_Kaynak:_

◆ ◆ ◆ ◆ ◆ ◆ ◆

İHD Başkanı Türkdoğan: Barış istemek haktır
İHD Başkanı Öztürk Türkdoğan, Afrin paylaşımında bulunanlara dönük operasyonlara tepki gösterdi: 80 milyonluk ülkede tek ses istemek otoriterliktir.
Afrin operasyonuna karşı çıkanlara dönük yürütülen operasyonları değerlendiren İnsan Hakları Derneği (İHD) Başkanı Öztürk Türkdoğan, “Dünyanın her yerinde savaş varsa, savaş karşıtları da vardır. Barış istemek bir haktır” dedi.

◆ ◆ ◆ ◆ ◆ ◆ ◆

_İstek:_ Yukarıdaki kaynakta yer alan, Türkdoğan'ın Afrin operasyonlarına tepkisini aktaran haberi son cümlesinden sonra sürdürün.

_Çıkarılan kayıtlar:_
◆ ◆ ◆ ◆ ◆ ◆ ◆

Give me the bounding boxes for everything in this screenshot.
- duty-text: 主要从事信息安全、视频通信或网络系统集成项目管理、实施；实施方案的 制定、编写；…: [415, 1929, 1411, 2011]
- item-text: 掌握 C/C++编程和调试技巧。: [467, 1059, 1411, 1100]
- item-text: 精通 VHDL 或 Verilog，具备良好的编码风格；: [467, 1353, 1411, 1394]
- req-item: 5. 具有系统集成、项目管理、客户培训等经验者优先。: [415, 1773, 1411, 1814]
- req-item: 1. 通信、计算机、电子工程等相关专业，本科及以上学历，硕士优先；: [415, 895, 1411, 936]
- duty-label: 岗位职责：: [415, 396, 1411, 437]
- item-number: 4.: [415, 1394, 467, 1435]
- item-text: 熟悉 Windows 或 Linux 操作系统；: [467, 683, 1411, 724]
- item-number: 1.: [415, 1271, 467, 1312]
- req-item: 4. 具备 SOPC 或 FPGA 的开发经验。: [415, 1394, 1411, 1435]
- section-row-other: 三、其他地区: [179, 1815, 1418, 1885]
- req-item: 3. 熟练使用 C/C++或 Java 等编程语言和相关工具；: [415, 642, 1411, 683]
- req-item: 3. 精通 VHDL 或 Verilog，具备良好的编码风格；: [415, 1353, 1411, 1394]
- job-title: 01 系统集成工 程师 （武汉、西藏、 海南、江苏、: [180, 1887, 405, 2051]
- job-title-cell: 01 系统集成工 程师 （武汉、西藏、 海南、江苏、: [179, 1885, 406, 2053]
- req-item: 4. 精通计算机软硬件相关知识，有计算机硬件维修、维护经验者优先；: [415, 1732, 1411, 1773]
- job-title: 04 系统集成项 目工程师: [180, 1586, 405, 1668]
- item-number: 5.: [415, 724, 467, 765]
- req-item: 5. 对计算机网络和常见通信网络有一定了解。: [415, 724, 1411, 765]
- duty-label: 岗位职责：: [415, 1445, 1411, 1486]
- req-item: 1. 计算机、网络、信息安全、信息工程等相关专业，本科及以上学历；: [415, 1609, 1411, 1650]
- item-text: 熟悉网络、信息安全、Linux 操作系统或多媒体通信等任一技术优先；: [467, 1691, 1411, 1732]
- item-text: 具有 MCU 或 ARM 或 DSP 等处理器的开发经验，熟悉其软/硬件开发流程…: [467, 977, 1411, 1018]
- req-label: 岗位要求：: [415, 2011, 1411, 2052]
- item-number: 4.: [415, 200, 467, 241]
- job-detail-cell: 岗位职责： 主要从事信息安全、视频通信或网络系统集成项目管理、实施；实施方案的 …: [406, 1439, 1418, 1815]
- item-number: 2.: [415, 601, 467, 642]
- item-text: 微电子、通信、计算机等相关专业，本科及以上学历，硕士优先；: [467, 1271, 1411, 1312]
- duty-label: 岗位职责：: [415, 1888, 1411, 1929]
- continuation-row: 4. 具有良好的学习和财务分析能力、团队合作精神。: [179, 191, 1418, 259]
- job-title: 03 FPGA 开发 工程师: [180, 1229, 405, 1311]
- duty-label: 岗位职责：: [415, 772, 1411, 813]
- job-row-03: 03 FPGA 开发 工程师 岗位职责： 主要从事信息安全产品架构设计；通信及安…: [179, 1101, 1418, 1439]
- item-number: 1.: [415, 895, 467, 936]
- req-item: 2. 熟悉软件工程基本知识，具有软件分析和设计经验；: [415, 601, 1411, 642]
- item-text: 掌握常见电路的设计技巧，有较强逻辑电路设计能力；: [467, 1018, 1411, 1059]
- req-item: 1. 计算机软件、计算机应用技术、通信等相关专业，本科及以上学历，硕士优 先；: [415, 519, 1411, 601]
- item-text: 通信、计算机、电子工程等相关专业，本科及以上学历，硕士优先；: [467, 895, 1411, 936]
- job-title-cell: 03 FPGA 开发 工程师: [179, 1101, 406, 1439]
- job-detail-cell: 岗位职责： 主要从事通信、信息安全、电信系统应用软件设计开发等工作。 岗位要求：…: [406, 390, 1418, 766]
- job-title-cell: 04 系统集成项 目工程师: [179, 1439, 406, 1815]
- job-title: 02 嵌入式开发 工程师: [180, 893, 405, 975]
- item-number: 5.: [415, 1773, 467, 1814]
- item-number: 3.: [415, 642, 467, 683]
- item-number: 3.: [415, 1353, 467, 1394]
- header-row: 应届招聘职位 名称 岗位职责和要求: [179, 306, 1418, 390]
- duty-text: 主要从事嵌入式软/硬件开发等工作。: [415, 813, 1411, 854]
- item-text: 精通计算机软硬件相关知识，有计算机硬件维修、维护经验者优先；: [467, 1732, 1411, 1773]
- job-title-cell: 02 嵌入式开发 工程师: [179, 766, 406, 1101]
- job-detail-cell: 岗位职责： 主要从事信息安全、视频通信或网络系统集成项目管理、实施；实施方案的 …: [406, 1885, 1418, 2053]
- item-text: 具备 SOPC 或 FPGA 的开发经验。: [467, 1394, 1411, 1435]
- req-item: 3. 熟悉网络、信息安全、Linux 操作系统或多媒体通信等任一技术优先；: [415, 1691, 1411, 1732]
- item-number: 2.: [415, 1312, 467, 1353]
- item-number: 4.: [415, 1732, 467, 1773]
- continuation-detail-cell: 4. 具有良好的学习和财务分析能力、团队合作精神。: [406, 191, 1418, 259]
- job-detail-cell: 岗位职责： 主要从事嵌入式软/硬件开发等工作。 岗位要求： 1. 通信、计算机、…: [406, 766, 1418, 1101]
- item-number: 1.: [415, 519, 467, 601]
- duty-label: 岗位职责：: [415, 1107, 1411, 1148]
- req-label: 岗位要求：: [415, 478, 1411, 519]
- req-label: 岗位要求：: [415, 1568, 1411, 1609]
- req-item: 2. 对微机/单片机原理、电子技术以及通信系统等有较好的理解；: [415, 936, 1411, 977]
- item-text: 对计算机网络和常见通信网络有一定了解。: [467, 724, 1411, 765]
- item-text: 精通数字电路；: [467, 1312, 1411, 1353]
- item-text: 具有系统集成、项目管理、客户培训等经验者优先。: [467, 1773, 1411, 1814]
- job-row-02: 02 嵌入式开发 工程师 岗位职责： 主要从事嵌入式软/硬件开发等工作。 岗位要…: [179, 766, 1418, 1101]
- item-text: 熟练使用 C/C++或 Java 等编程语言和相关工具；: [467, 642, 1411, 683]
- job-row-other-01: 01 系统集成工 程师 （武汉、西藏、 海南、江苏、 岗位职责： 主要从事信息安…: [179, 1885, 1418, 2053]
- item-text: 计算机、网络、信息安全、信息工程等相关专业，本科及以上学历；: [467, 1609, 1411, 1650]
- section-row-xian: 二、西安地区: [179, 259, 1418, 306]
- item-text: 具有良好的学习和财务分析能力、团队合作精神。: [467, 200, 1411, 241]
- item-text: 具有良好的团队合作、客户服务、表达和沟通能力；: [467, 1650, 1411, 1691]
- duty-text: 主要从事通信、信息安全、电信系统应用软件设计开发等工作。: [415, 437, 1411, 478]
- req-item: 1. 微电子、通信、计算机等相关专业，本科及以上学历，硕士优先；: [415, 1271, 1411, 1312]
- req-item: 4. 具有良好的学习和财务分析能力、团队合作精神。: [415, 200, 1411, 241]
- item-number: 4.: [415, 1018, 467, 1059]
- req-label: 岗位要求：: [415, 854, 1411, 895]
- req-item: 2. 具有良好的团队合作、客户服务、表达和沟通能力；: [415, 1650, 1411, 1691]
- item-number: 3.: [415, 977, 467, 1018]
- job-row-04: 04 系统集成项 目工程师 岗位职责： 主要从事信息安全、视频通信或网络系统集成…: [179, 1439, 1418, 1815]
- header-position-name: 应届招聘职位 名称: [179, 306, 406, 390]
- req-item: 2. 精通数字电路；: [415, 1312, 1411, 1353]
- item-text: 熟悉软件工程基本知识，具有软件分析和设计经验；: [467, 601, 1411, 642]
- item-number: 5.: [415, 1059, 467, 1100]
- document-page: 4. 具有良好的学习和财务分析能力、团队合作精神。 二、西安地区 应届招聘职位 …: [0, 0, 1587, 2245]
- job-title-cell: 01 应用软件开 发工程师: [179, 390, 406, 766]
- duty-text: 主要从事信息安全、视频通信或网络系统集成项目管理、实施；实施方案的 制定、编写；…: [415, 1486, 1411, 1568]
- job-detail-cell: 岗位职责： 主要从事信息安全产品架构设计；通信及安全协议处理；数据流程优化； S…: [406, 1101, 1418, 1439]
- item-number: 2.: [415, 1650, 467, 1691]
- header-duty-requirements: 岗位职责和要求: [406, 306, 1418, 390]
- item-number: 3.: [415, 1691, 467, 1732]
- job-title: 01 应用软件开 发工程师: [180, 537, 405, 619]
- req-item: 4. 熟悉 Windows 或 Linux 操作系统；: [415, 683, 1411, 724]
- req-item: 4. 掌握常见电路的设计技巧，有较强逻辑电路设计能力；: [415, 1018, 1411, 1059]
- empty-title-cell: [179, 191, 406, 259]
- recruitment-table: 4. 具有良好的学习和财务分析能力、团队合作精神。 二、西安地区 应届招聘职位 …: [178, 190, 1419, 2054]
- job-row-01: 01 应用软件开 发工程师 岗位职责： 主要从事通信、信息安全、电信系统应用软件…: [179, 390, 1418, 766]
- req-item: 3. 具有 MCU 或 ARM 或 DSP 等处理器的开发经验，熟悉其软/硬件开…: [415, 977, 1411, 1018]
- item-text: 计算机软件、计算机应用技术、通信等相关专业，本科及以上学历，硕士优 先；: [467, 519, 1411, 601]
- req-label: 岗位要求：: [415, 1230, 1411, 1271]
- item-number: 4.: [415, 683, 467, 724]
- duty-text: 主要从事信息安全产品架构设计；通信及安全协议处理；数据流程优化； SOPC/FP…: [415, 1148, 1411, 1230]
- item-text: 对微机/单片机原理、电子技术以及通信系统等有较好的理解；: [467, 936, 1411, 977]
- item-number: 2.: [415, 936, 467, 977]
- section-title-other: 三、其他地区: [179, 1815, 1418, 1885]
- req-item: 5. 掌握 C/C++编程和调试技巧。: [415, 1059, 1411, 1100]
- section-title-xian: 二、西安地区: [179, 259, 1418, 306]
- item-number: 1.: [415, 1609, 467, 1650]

◆ ◆ ◆ ◆ ◆ ◆ ◆

_Görevin sonucu:_
AKP Hükümeti’nin verdiği operasyon talimatı üzerine TSK’nin 20 Ocak’ta Afrin’e yönelik başlattığı harekatı, eleştirenlere yönelik başlatılan gözaltı ve tutuklama operasyonları sürüyor. “Savaşa hayır’ diyenlerin gözaltına alınmasını değerlendiren İHD Başkanı Öztürk Türkdoğan, “Türkiye Afrin’e dönük bir askeri operasyon düzenliyor. İnsanlar buna karşı çıkabilir, bu insanların en doğal hakkıdır.” dedi. “Savaşa karşı çıkmak, barış istemek Birleşmiş Milletler şartının gereğidir” diyen Türkdoğan “Bu şart, barış üzerine inşa edilmiştir. Bu şartı okuduğumuzda dünya barışının kalıcı olarak savunulması gerektiği yazar. Yani çatışma ve savaş karşıtı olmak bu şartın gereğidir. Çünkü askerler ölüyor, silahlı militanlar ölüyor ama en çok da siviller ölüyor. Dolayısıyla buna karşı çıkmak en doğal haktır. İktidar bu konuda barış isteyenlere bunu yapmamalı.” ifadelerini kullandı.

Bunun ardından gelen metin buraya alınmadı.